▸ Material provided
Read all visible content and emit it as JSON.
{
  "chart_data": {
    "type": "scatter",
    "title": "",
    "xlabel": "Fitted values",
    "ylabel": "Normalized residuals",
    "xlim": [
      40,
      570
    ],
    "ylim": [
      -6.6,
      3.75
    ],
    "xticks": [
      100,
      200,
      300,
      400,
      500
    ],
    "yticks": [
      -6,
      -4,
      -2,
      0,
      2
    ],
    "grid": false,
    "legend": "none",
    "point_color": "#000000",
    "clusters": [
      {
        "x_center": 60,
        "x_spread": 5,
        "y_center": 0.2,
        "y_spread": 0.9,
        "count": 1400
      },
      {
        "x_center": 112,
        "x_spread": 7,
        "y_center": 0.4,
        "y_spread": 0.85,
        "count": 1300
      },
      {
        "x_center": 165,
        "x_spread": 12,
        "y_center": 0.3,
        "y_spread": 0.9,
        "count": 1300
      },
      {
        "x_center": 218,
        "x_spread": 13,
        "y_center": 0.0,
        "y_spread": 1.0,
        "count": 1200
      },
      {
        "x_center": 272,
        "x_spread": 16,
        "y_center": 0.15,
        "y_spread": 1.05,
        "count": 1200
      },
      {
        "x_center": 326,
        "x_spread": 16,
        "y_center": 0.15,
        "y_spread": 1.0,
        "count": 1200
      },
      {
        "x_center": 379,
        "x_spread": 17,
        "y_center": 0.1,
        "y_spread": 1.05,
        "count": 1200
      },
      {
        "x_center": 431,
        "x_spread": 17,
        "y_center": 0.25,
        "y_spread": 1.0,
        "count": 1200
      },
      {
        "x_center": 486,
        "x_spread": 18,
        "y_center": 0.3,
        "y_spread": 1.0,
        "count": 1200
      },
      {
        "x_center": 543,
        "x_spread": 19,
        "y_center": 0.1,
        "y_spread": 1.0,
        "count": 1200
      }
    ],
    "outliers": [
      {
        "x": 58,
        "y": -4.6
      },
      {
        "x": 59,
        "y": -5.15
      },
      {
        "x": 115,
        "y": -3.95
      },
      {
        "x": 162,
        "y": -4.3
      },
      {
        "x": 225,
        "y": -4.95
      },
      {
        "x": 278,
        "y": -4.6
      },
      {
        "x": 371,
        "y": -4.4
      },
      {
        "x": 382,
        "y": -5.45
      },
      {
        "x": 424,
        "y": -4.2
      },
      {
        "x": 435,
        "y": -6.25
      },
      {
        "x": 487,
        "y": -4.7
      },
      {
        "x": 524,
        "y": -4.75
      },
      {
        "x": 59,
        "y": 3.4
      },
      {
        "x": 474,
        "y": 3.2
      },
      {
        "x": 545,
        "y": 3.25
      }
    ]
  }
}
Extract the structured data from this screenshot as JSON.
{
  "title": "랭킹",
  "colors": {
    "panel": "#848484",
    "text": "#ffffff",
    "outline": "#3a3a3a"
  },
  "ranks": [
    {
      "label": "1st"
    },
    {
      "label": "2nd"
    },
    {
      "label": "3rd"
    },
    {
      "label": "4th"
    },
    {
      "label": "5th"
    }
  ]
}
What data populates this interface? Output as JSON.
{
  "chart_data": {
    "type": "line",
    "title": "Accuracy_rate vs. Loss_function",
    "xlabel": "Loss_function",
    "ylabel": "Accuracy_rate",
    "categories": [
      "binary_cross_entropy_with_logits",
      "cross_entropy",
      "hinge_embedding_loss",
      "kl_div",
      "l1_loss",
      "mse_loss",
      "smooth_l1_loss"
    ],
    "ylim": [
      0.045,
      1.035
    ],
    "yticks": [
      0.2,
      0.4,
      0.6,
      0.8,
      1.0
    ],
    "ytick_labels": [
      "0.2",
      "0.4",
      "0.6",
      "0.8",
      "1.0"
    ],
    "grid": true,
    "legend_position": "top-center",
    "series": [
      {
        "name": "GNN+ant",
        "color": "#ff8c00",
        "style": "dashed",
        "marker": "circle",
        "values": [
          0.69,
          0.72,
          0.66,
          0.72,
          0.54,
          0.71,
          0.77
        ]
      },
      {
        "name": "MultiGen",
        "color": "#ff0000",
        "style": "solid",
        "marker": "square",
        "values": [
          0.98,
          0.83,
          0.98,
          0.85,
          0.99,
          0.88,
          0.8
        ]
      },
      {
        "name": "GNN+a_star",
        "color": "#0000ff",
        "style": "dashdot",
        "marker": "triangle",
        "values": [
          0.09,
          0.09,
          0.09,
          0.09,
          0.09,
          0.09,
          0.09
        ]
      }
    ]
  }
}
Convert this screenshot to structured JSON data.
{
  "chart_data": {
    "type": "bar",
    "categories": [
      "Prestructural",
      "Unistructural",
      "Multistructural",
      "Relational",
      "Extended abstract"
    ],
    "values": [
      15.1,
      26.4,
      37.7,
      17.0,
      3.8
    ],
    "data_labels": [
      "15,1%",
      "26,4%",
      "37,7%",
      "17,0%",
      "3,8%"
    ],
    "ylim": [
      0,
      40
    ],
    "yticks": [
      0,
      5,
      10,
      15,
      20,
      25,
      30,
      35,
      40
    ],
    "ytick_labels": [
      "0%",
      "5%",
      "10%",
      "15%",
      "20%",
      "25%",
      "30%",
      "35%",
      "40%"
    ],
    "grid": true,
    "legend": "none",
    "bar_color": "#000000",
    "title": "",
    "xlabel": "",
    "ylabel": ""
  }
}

▸ The exercise
Write out all the lines again, exactly as they are.

▸ Answer below
Read all visible content and emit it as JSON.
{
  "chart_data": {
    "type": "scatter",
    "title": "",
    "xlabel": "Fitted values",
    "ylabel": "Normalized residuals",
    "xlim": [
      40,
      570
    ],
    "ylim": [
      -6.6,
      3.75
    ],
    "xticks": [
      100,
      200,
      300,
      400,
      500
    ],
    "yticks": [
      -6,
      -4,
      -2,
      0,
      2
    ],
    "grid": false,
    "legend": "none",
    "point_color": "#000000",
    "clusters": [
      {
        "x_center": 60,
        "x_spread": 5,
        "y_center": 0.2,
        "y_spread": 0.9,
        "count": 1400
      },
      {
        "x_center": 112,
        "x_spread": 7,
        "y_center": 0.4,
        "y_spread": 0.85,
        "count": 1300
      },
      {
        "x_center": 165,
        "x_spread": 12,
        "y_center": 0.3,
        "y_spread": 0.9,
        "count": 1300
      },
      {
        "x_center": 218,
        "x_spread": 13,
        "y_center": 0.0,
        "y_spread": 1.0,
        "count": 1200
      },
      {
        "x_center": 272,
        "x_spread": 16,
        "y_center": 0.15,
        "y_spread": 1.05,
        "count": 1200
      },
      {
        "x_center": 326,
        "x_spread": 16,
        "y_center": 0.15,
        "y_spread": 1.0,
        "count": 1200
      },
      {
        "x_center": 379,
        "x_spread": 17,
        "y_center": 0.1,
        "y_spread": 1.05,
        "count": 1200
      },
      {
        "x_center": 431,
        "x_spread": 17,
        "y_center": 0.25,
        "y_spread": 1.0,
        "count": 1200
      },
      {
        "x_center": 486,
        "x_spread": 18,
        "y_center": 0.3,
        "y_spread": 1.0,
        "count": 1200
      },
      {
        "x_center": 543,
        "x_spread": 19,
        "y_center": 0.1,
        "y_spread": 1.0,
        "count": 1200
      }
    ],
    "outliers": [
      {
        "x": 58,
        "y": -4.6
      },
      {
        "x": 59,
        "y": -5.15
      },
      {
        "x": 115,
        "y": -3.95
      },
      {
        "x": 162,
        "y": -4.3
      },
      {
        "x": 225,
        "y": -4.95
      },
      {
        "x": 278,
        "y": -4.6
      },
      {
        "x": 371,
        "y": -4.4
      },
      {
        "x": 382,
        "y": -5.45
      },
      {
        "x": 424,
        "y": -4.2
      },
      {
        "x": 435,
        "y": -6.25
      },
      {
        "x": 487,
        "y": -4.7
      },
      {
        "x": 524,
        "y": -4.75
      },
      {
        "x": 59,
        "y": 3.4
      },
      {
        "x": 474,
        "y": 3.2
      },
      {
        "x": 545,
        "y": 3.25
      }
    ]
  }
}
Extract the structured data from this screenshot as JSON.
{
  "title": "랭킹",
  "colors": {
    "panel": "#848484",
    "text": "#ffffff",
    "outline": "#3a3a3a"
  },
  "ranks": [
    {
      "label": "1st"
    },
    {
      "label": "2nd"
    },
    {
      "label": "3rd"
    },
    {
      "label": "4th"
    },
    {
      "label": "5th"
    }
  ]
}
What data populates this interface? Output as JSON.
{
  "chart_data": {
    "type": "line",
    "title": "Accuracy_rate vs. Loss_function",
    "xlabel": "Loss_function",
    "ylabel": "Accuracy_rate",
    "categories": [
      "binary_cross_entropy_with_logits",
      "cross_entropy",
      "hinge_embedding_loss",
      "kl_div",
      "l1_loss",
      "mse_loss",
      "smooth_l1_loss"
    ],
    "ylim": [
      0.045,
      1.035
    ],
    "yticks": [
      0.2,
      0.4,
      0.6,
      0.8,
      1.0
    ],
    "ytick_labels": [
      "0.2",
      "0.4",
      "0.6",
      "0.8",
      "1.0"
    ],
    "grid": true,
    "legend_position": "top-center",
    "series": [
      {
        "name": "GNN+ant",
        "color": "#ff8c00",
        "style": "dashed",
        "marker": "circle",
        "values": [
          0.69,
          0.72,
          0.66,
          0.72,
          0.54,
          0.71,
          0.77
        ]
      },
      {
        "name": "MultiGen",
        "color": "#ff0000",
        "style": "solid",
        "marker": "square",
        "values": [
          0.98,
          0.83,
          0.98,
          0.85,
          0.99,
          0.88,
          0.8
        ]
      },
      {
        "name": "GNN+a_star",
        "color": "#0000ff",
        "style": "dashdot",
        "marker": "triangle",
        "values": [
          0.09,
          0.09,
          0.09,
          0.09,
          0.09,
          0.09,
          0.09
        ]
      }
    ]
  }
}
Convert this screenshot to structured JSON data.
{
  "chart_data": {
    "type": "bar",
    "categories": [
      "Prestructural",
      "Unistructural",
      "Multistructural",
      "Relational",
      "Extended abstract"
    ],
    "values": [
      15.1,
      26.4,
      37.7,
      17.0,
      3.8
    ],
    "data_labels": [
      "15,1%",
      "26,4%",
      "37,7%",
      "17,0%",
      "3,8%"
    ],
    "ylim": [
      0,
      40
    ],
    "yticks": [
      0,
      5,
      10,
      15,
      20,
      25,
      30,
      35,
      40
    ],
    "ytick_labels": [
      "0%",
      "5%",
      "10%",
      "15%",
      "20%",
      "25%",
      "30%",
      "35%",
      "40%"
    ],
    "grid": true,
    "legend": "none",
    "bar_color": "#000000",
    "title": "",
    "xlabel": "",
    "ylabel": ""
  }
}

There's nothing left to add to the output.